DIRECTIONS FOR THIS TASK -
The records below need retyping in full; give them again exactly.

INFORMATION SHOWN -
********************
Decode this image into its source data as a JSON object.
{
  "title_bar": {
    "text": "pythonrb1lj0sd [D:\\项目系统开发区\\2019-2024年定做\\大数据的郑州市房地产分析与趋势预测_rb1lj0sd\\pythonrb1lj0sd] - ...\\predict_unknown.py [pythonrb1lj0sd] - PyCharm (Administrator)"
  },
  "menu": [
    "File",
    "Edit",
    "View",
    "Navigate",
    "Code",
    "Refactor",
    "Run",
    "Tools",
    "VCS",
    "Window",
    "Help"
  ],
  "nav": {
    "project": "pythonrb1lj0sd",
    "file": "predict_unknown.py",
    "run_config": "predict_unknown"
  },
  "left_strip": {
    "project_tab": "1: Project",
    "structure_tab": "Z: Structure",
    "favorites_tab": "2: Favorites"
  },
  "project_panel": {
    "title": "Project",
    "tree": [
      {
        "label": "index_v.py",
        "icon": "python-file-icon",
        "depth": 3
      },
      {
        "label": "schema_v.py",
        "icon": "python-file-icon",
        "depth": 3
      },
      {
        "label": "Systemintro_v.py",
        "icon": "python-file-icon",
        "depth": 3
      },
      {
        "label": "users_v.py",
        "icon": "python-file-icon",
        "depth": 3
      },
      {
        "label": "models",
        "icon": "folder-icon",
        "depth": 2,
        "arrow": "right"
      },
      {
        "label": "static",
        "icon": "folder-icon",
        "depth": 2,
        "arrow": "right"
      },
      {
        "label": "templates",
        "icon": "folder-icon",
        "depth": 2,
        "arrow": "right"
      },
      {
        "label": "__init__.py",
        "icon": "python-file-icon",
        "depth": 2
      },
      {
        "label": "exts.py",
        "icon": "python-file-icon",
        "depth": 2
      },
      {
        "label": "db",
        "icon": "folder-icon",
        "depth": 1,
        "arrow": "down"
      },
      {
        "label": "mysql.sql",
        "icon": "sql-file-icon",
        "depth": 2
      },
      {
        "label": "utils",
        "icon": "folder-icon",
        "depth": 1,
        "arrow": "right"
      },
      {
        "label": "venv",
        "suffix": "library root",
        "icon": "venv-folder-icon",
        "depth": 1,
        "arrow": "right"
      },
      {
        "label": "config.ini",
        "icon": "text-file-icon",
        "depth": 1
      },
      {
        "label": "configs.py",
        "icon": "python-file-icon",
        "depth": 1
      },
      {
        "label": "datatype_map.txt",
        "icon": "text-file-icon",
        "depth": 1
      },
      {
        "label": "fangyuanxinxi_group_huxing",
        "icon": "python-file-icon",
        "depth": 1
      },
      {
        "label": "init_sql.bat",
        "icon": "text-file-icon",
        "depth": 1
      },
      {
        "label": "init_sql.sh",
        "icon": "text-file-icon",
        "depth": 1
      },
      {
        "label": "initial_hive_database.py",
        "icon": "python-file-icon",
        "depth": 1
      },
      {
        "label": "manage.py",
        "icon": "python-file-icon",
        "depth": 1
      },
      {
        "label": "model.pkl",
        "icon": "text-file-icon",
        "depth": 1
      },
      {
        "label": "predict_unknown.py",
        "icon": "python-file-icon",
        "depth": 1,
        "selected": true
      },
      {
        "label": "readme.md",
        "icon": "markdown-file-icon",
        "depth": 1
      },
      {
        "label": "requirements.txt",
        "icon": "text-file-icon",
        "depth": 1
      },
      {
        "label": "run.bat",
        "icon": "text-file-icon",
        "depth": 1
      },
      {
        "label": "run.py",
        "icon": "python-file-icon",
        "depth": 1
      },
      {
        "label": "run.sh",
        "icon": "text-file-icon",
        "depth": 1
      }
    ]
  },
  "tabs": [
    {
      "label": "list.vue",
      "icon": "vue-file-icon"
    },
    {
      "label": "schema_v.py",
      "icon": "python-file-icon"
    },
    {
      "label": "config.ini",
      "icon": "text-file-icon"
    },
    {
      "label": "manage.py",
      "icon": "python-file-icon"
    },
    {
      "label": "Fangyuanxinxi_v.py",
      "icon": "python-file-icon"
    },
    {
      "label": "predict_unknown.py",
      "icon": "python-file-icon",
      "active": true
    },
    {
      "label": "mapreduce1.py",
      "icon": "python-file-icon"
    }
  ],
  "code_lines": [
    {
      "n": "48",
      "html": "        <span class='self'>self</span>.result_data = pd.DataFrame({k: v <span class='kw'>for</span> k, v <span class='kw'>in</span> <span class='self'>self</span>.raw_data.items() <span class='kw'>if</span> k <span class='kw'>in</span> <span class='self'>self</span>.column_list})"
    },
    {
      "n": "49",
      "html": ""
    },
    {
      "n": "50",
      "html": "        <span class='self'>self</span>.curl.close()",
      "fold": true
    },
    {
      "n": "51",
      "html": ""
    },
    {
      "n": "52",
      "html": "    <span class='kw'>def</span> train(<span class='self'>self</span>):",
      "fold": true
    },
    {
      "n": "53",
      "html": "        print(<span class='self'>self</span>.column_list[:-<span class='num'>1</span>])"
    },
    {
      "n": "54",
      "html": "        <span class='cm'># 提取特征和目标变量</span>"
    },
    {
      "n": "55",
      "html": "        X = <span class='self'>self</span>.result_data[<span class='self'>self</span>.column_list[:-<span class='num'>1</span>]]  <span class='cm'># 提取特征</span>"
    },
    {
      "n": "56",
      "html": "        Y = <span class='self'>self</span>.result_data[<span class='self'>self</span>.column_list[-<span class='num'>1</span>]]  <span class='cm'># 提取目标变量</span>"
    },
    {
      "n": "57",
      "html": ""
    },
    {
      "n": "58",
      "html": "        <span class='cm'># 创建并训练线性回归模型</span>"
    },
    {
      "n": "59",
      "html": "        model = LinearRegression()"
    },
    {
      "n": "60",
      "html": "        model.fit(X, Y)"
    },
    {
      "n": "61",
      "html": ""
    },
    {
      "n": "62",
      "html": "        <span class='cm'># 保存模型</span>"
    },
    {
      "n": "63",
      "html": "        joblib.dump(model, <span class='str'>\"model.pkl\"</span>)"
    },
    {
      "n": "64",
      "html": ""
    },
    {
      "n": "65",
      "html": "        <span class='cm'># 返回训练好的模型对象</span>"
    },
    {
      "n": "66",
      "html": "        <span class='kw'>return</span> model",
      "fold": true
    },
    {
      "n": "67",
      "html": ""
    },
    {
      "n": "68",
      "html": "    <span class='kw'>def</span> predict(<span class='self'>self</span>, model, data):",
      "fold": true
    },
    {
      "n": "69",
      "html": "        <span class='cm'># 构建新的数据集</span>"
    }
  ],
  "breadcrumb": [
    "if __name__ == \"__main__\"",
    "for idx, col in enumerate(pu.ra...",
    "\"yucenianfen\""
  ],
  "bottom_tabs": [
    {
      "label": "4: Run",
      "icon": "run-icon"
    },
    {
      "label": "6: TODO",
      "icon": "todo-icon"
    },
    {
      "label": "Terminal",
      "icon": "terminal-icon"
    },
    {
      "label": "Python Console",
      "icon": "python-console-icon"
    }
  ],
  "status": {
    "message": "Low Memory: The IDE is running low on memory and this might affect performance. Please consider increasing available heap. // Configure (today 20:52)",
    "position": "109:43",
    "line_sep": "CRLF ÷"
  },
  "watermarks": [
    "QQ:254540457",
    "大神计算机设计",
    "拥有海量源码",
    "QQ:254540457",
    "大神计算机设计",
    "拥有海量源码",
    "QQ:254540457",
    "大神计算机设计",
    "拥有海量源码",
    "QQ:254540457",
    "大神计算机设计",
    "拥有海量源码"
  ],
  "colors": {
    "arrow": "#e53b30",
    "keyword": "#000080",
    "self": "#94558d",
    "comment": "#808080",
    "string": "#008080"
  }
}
********************
THE REPLY -
Decode this image into its source data as a JSON object.
{
  "title_bar": {
    "text": "pythonrb1lj0sd [D:\\项目系统开发区\\2019-2024年定做\\大数据的郑州市房地产分析与趋势预测_rb1lj0sd\\pythonrb1lj0sd] - ...\\predict_unknown.py [pythonrb1lj0sd] - PyCharm (Administrator)"
  },
  "menu": [
    "File",
    "Edit",
    "View",
    "Navigate",
    "Code",
    "Refactor",
    "Run",
    "Tools",
    "VCS",
    "Window",
    "Help"
  ],
  "nav": {
    "project": "pythonrb1lj0sd",
    "file": "predict_unknown.py",
    "run_config": "predict_unknown"
  },
  "left_strip": {
    "project_tab": "1: Project",
    "structure_tab": "Z: Structure",
    "favorites_tab": "2: Favorites"
  },
  "project_panel": {
    "title": "Project",
    "tree": [
      {
        "label": "index_v.py",
        "icon": "python-file-icon",
        "depth": 3
      },
      {
        "label": "schema_v.py",
        "icon": "python-file-icon",
        "depth": 3
      },
      {
        "label": "Systemintro_v.py",
        "icon": "python-file-icon",
        "depth": 3
      },
      {
        "label": "users_v.py",
        "icon": "python-file-icon",
        "depth": 3
      },
      {
        "label": "models",
        "icon": "folder-icon",
        "depth": 2,
        "arrow": "right"
      },
      {
        "label": "static",
        "icon": "folder-icon",
        "depth": 2,
        "arrow": "right"
      },
      {
        "label": "templates",
        "icon": "folder-icon",
        "depth": 2,
        "arrow": "right"
      },
      {
        "label": "__init__.py",
        "icon": "python-file-icon",
        "depth": 2
      },
      {
        "label": "exts.py",
        "icon": "python-file-icon",
        "depth": 2
      },
      {
        "label": "db",
        "icon": "folder-icon",
        "depth": 1,
        "arrow": "down"
      },
      {
        "label": "mysql.sql",
        "icon": "sql-file-icon",
        "depth": 2
      },
      {
        "label": "utils",
        "icon": "folder-icon",
        "depth": 1,
        "arrow": "right"
      },
      {
        "label": "venv",
        "suffix": "library root",
        "icon": "venv-folder-icon",
        "depth": 1,
        "arrow": "right"
      },
      {
        "label": "config.ini",
        "icon": "text-file-icon",
        "depth": 1
      },
      {
        "label": "configs.py",
        "icon": "python-file-icon",
        "depth": 1
      },
      {
        "label": "datatype_map.txt",
        "icon": "text-file-icon",
        "depth": 1
      },
      {
        "label": "fangyuanxinxi_group_huxing",
        "icon": "python-file-icon",
        "depth": 1
      },
      {
        "label": "init_sql.bat",
        "icon": "text-file-icon",
        "depth": 1
      },
      {
        "label": "init_sql.sh",
        "icon": "text-file-icon",
        "depth": 1
      },
      {
        "label": "initial_hive_database.py",
        "icon": "python-file-icon",
        "depth": 1
      },
      {
        "label": "manage.py",
        "icon": "python-file-icon",
        "depth": 1
      },
      {
        "label": "model.pkl",
        "icon": "text-file-icon",
        "depth": 1
      },
      {
        "label": "predict_unknown.py",
        "icon": "python-file-icon",
        "depth": 1,
        "selected": true
      },
      {
        "label": "readme.md",
        "icon": "markdown-file-icon",
        "depth": 1
      },
      {
        "label": "requirements.txt",
        "icon": "text-file-icon",
        "depth": 1
      },
      {
        "label": "run.bat",
        "icon": "text-file-icon",
        "depth": 1
      },
      {
        "label": "run.py",
        "icon": "python-file-icon",
        "depth": 1
      },
      {
        "label": "run.sh",
        "icon": "text-file-icon",
        "depth": 1
      }
    ]
  },
  "tabs": [
    {
      "label": "list.vue",
      "icon": "vue-file-icon"
    },
    {
      "label": "schema_v.py",
      "icon": "python-file-icon"
    },
    {
      "label": "config.ini",
      "icon": "text-file-icon"
    },
    {
      "label": "manage.py",
      "icon": "python-file-icon"
    },
    {
      "label": "Fangyuanxinxi_v.py",
      "icon": "python-file-icon"
    },
    {
      "label": "predict_unknown.py",
      "icon": "python-file-icon",
      "active": true
    },
    {
      "label": "mapreduce1.py",
      "icon": "python-file-icon"
    }
  ],
  "code_lines": [
    {
      "n": "48",
      "html": "        <span class='self'>self</span>.result_data = pd.DataFrame({k: v <span class='kw'>for</span> k, v <span class='kw'>in</span> <span class='self'>self</span>.raw_data.items() <span class='kw'>if</span> k <span class='kw'>in</span> <span class='self'>self</span>.column_list})"
    },
    {
      "n": "49",
      "html": ""
    },
    {
      "n": "50",
      "html": "        <span class='self'>self</span>.curl.close()",
      "fold": true
    },
    {
      "n": "51",
      "html": ""
    },
    {
      "n": "52",
      "html": "    <span class='kw'>def</span> train(<span class='self'>self</span>):",
      "fold": true
    },
    {
      "n": "53",
      "html": "        print(<span class='self'>self</span>.column_list[:-<span class='num'>1</span>])"
    },
    {
      "n": "54",
      "html": "        <span class='cm'># 提取特征和目标变量</span>"
    },
    {
      "n": "55",
      "html": "        X = <span class='self'>self</span>.result_data[<span class='self'>self</span>.column_list[:-<span class='num'>1</span>]]  <span class='cm'># 提取特征</span>"
    },
    {
      "n": "56",
      "html": "        Y = <span class='self'>self</span>.result_data[<span class='self'>self</span>.column_list[-<span class='num'>1</span>]]  <span class='cm'># 提取目标变量</span>"
    },
    {
      "n": "57",
      "html": ""
    },
    {
      "n": "58",
      "html": "        <span class='cm'># 创建并训练线性回归模型</span>"
    },
    {
      "n": "59",
      "html": "        model = LinearRegression()"
    },
    {
      "n": "60",
      "html": "        model.fit(X, Y)"
    },
    {
      "n": "61",
      "html": ""
    },
    {
      "n": "62",
      "html": "        <span class='cm'># 保存模型</span>"
    },
    {
      "n": "63",
      "html": "        joblib.dump(model, <span class='str'>\"model.pkl\"</span>)"
    },
    {
      "n": "64",
      "html": ""
    },
    {
      "n": "65",
      "html": "        <span class='cm'># 返回训练好的模型对象</span>"
    },
    {
      "n": "66",
      "html": "        <span class='kw'>return</span> model",
      "fold": true
    },
    {
      "n": "67",
      "html": ""
    },
    {
      "n": "68",
      "html": "    <span class='kw'>def</span> predict(<span class='self'>self</span>, model, data):",
      "fold": true
    },
    {
      "n": "69",
      "html": "        <span class='cm'># 构建新的数据集</span>"
    }
  ],
  "breadcrumb": [
    "if __name__ == \"__main__\"",
    "for idx, col in enumerate(pu.ra...",
    "\"yucenianfen\""
  ],
  "bottom_tabs": [
    {
      "label": "4: Run",
      "icon": "run-icon"
    },
    {
      "label": "6: TODO",
      "icon": "todo-icon"
    },
    {
      "label": "Terminal",
      "icon": "terminal-icon"
    },
    {
      "label": "Python Console",
      "icon": "python-console-icon"
    }
  ],
  "status": {
    "message": "Low Memory: The IDE is running low on memory and this might affect performance. Please consider increasing available heap. // Configure (today 20:52)",
    "position": "109:43",
    "line_sep": "CRLF ÷"
  },
  "watermarks": [
    "QQ:254540457",
    "大神计算机设计",
    "拥有海量源码",
    "QQ:254540457",
    "大神计算机设计",
    "拥有海量源码",
    "QQ:254540457",
    "大神计算机设计",
    "拥有海量源码",
    "QQ:254540457",
    "大神计算机设计",
    "拥有海量源码"
  ],
  "colors": {
    "arrow": "#e53b30",
    "keyword": "#000080",
    "self": "#94558d",
    "comment": "#808080",
    "string": "#008080"
  }
}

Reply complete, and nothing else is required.